**Source data:**

╔══

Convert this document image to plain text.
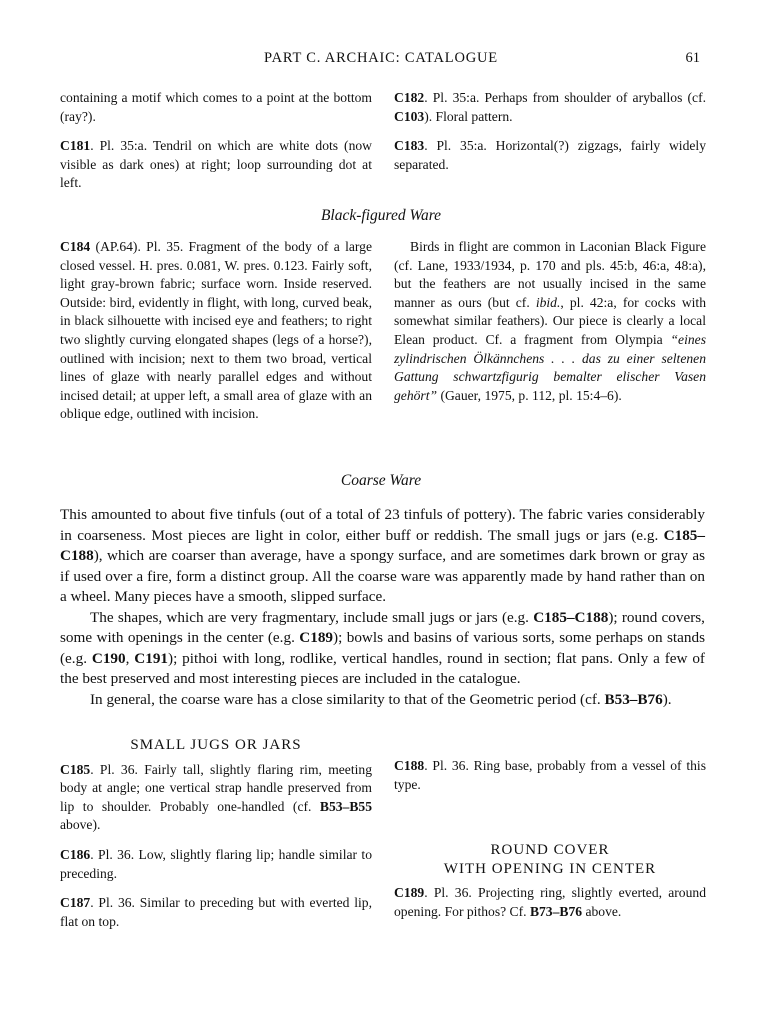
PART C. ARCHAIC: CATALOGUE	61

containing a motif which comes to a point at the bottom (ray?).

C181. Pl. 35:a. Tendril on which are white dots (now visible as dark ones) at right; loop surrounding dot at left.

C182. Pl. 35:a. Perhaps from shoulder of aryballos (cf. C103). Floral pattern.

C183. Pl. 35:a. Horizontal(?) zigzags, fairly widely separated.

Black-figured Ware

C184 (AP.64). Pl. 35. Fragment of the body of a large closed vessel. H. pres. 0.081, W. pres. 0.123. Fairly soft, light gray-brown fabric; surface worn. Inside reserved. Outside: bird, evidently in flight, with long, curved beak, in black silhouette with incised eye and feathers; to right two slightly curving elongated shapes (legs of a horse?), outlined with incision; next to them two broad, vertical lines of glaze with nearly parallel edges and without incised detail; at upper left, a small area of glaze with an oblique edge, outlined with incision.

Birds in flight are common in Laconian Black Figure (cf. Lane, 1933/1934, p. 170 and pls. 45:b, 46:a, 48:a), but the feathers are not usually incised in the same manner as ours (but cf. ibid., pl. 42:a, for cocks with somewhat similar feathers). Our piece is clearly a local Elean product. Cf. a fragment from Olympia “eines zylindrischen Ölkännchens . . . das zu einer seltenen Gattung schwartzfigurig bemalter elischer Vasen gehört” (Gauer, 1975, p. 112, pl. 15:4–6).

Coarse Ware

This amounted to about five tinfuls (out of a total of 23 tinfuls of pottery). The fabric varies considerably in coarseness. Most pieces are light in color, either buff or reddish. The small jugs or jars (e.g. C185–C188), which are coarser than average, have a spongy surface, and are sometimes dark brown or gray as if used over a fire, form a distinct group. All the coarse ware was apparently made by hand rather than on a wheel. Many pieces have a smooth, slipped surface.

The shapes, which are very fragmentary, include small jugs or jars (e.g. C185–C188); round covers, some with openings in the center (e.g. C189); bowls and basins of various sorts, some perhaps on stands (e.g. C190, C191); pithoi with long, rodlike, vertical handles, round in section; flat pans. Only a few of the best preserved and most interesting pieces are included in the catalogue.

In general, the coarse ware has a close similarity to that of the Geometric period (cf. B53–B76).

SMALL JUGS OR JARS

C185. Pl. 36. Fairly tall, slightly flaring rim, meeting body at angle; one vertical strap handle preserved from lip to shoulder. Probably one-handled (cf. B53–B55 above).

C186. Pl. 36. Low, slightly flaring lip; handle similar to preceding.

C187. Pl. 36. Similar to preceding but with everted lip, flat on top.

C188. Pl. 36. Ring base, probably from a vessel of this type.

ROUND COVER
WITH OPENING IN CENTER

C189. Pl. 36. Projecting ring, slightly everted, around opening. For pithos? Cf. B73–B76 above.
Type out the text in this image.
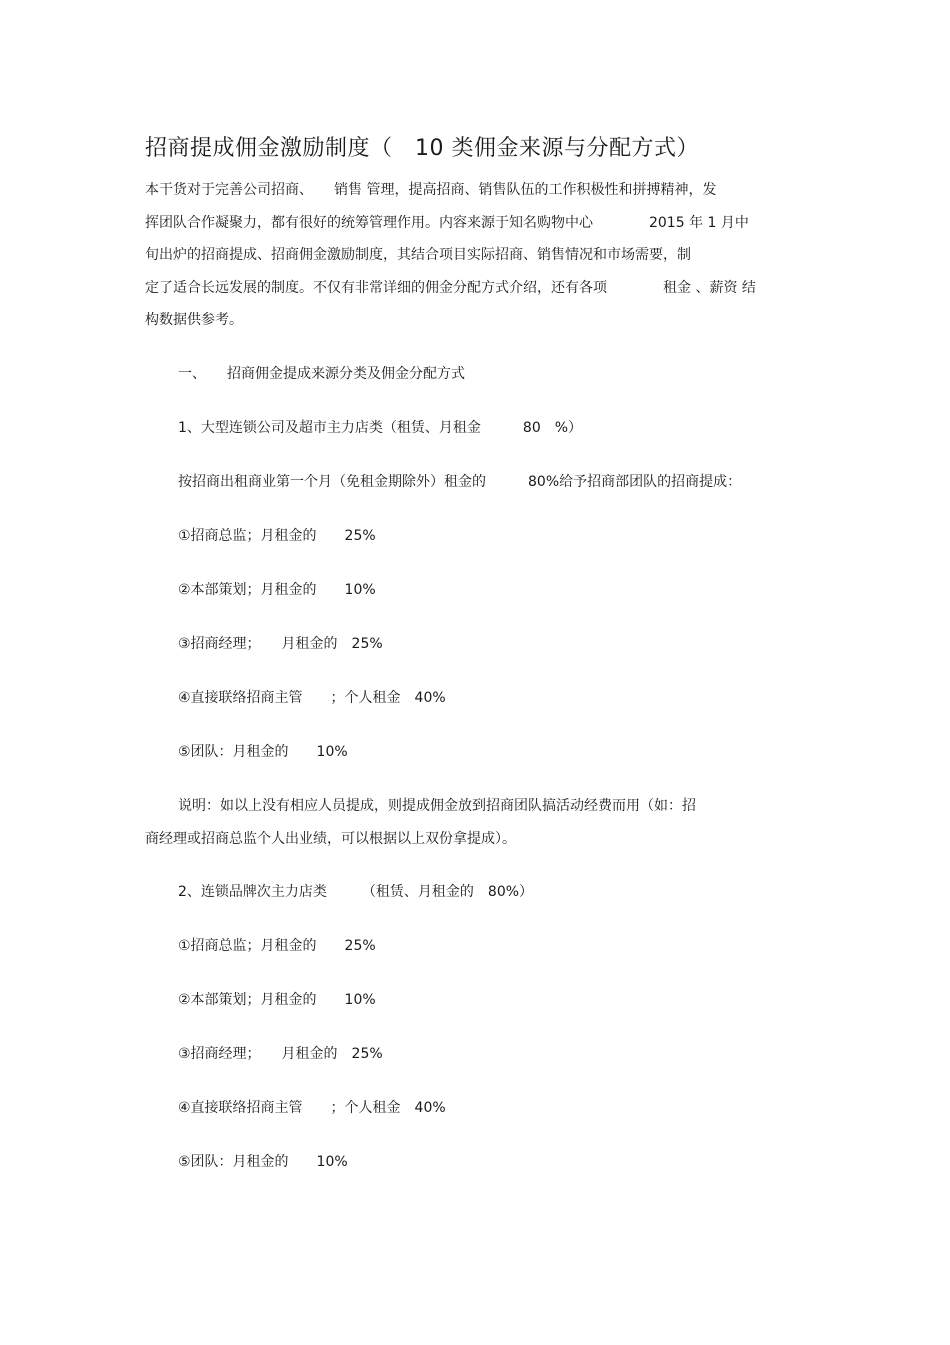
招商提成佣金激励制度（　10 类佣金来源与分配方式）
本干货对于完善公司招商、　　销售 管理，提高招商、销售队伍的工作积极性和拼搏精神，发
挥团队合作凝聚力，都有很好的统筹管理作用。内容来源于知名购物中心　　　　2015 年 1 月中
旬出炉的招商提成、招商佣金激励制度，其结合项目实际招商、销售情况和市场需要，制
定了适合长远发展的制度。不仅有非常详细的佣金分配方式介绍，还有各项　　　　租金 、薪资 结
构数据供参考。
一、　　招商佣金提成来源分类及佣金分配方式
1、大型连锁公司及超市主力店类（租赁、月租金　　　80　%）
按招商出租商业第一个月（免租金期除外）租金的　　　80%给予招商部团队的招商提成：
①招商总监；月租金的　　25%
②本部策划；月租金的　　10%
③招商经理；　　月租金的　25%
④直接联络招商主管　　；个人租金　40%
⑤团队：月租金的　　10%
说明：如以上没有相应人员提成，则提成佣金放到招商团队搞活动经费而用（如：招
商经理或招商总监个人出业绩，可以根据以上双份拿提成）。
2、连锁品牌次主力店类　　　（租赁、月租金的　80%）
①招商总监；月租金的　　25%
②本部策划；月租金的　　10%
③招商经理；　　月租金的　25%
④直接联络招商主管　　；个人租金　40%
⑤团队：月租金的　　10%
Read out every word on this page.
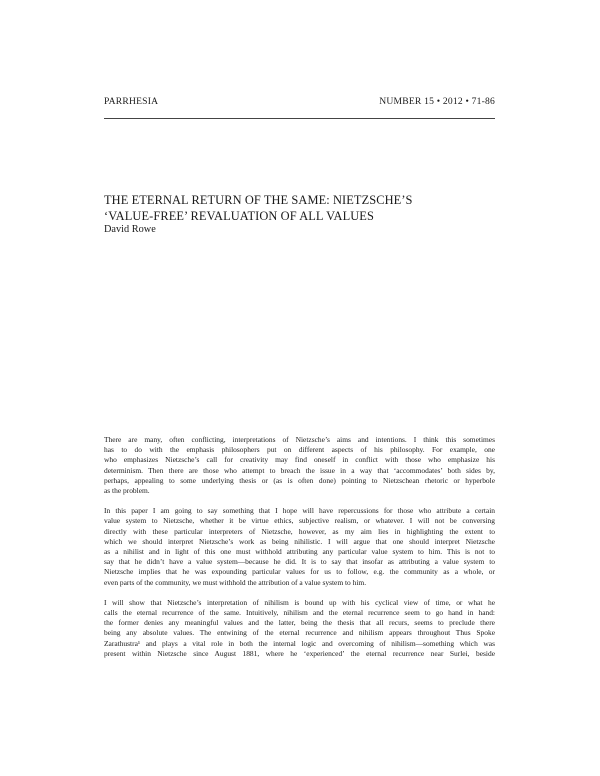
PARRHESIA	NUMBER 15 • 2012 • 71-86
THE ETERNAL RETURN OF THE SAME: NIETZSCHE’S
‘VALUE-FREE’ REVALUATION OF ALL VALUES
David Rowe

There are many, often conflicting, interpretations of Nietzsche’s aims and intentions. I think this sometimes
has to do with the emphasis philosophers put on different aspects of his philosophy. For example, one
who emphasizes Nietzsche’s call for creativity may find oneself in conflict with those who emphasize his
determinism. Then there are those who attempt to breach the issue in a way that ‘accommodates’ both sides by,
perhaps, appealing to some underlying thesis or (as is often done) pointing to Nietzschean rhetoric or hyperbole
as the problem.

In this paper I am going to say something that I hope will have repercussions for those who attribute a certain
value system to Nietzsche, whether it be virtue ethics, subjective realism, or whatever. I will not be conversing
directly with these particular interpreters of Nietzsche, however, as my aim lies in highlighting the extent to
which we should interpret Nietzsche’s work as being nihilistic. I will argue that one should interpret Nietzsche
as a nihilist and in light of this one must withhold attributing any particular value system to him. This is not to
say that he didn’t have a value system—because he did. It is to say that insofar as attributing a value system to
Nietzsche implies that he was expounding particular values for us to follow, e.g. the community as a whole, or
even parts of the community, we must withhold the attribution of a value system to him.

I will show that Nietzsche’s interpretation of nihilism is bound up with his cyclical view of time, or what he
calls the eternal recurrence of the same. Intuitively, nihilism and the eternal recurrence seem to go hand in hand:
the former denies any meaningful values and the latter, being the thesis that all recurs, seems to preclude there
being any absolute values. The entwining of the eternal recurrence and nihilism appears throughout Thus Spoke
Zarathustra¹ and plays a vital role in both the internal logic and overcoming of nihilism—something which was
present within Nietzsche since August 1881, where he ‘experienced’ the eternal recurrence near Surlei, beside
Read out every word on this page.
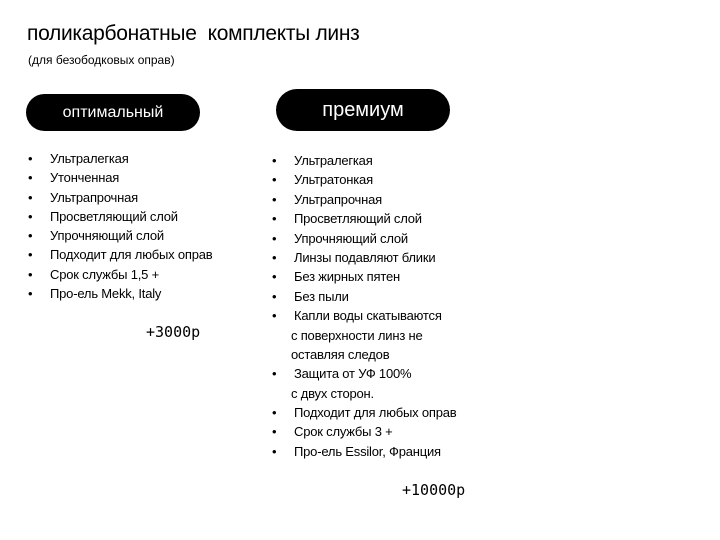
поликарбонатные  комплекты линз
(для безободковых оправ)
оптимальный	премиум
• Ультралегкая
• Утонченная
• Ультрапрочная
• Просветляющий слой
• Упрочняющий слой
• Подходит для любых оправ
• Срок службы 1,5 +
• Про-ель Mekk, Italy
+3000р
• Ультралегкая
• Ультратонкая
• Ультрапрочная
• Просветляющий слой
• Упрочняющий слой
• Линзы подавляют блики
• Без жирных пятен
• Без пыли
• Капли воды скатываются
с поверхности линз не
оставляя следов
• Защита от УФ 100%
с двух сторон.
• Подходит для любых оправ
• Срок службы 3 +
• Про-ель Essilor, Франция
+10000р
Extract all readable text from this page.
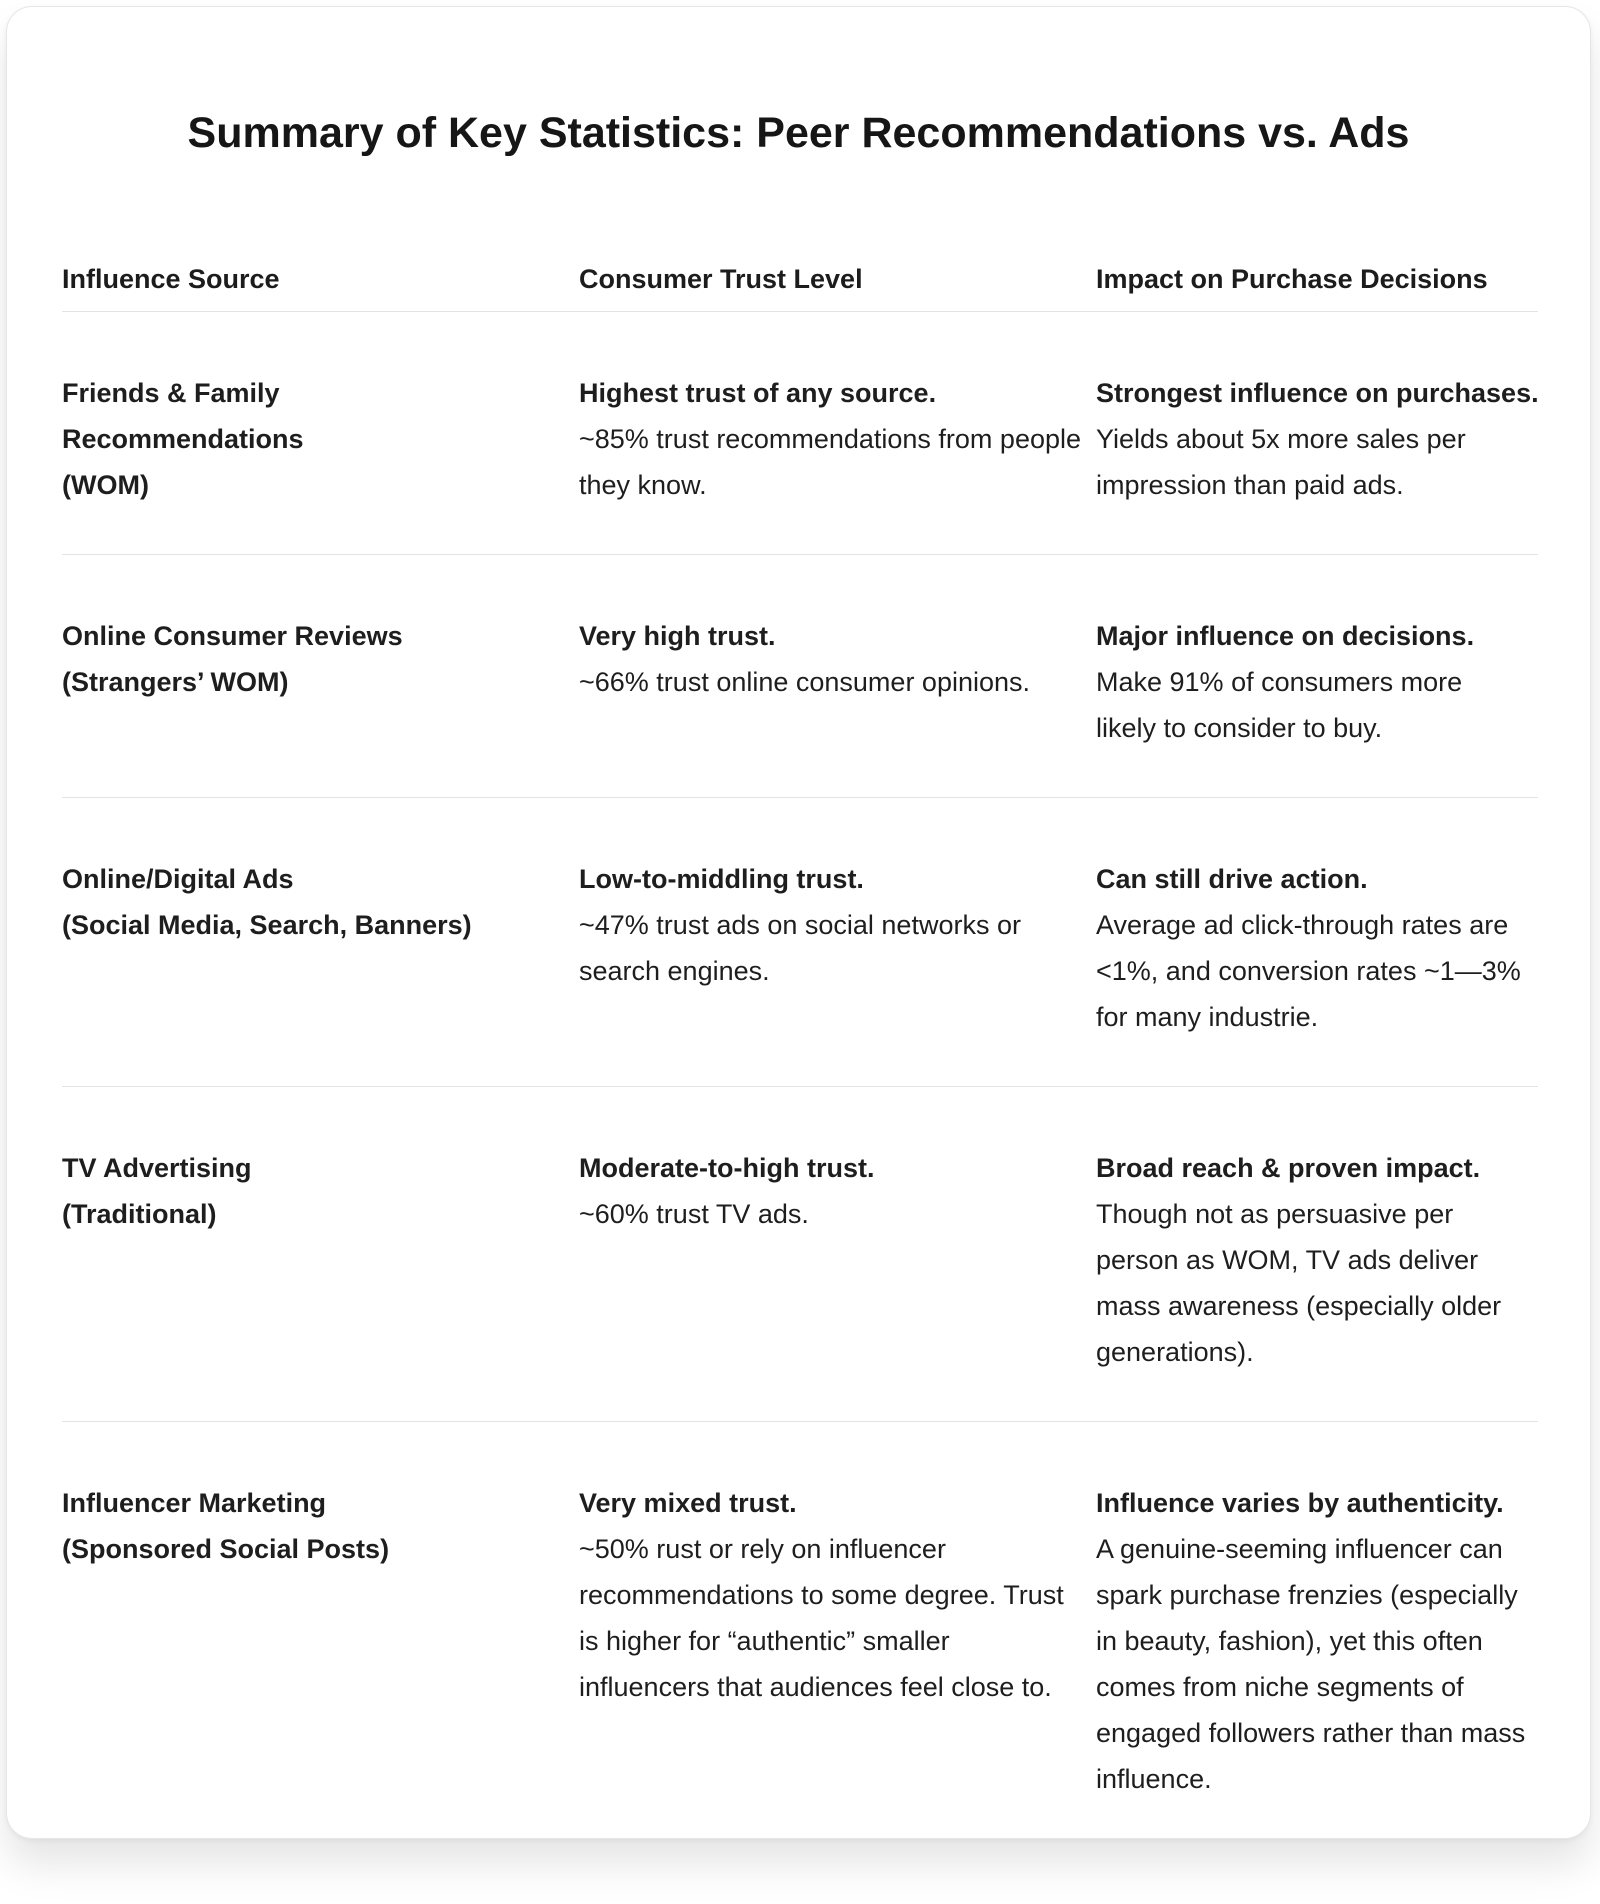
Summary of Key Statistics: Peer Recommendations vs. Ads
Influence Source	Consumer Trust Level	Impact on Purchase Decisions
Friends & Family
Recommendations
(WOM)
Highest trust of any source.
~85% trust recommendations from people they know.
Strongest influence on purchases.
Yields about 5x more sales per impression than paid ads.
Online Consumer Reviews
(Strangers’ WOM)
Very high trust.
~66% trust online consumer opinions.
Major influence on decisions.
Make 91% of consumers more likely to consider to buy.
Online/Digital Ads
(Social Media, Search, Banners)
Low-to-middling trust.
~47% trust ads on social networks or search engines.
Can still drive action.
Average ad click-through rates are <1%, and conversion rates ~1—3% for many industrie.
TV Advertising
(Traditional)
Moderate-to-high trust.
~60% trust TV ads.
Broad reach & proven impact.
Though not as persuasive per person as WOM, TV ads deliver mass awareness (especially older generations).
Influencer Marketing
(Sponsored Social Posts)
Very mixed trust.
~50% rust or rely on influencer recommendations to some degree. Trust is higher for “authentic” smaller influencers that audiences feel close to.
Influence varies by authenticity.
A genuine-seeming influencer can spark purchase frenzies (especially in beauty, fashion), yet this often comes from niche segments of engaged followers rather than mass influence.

╚══

**Directions:** Locate the word "withhold" in the records above, and return each line that has it.

**Finished answer:**
as a nihilist and in light of this one must withhold attributing any particular value system to him. This is not to
even parts of the community, we must withhold the attribution of a value system to him.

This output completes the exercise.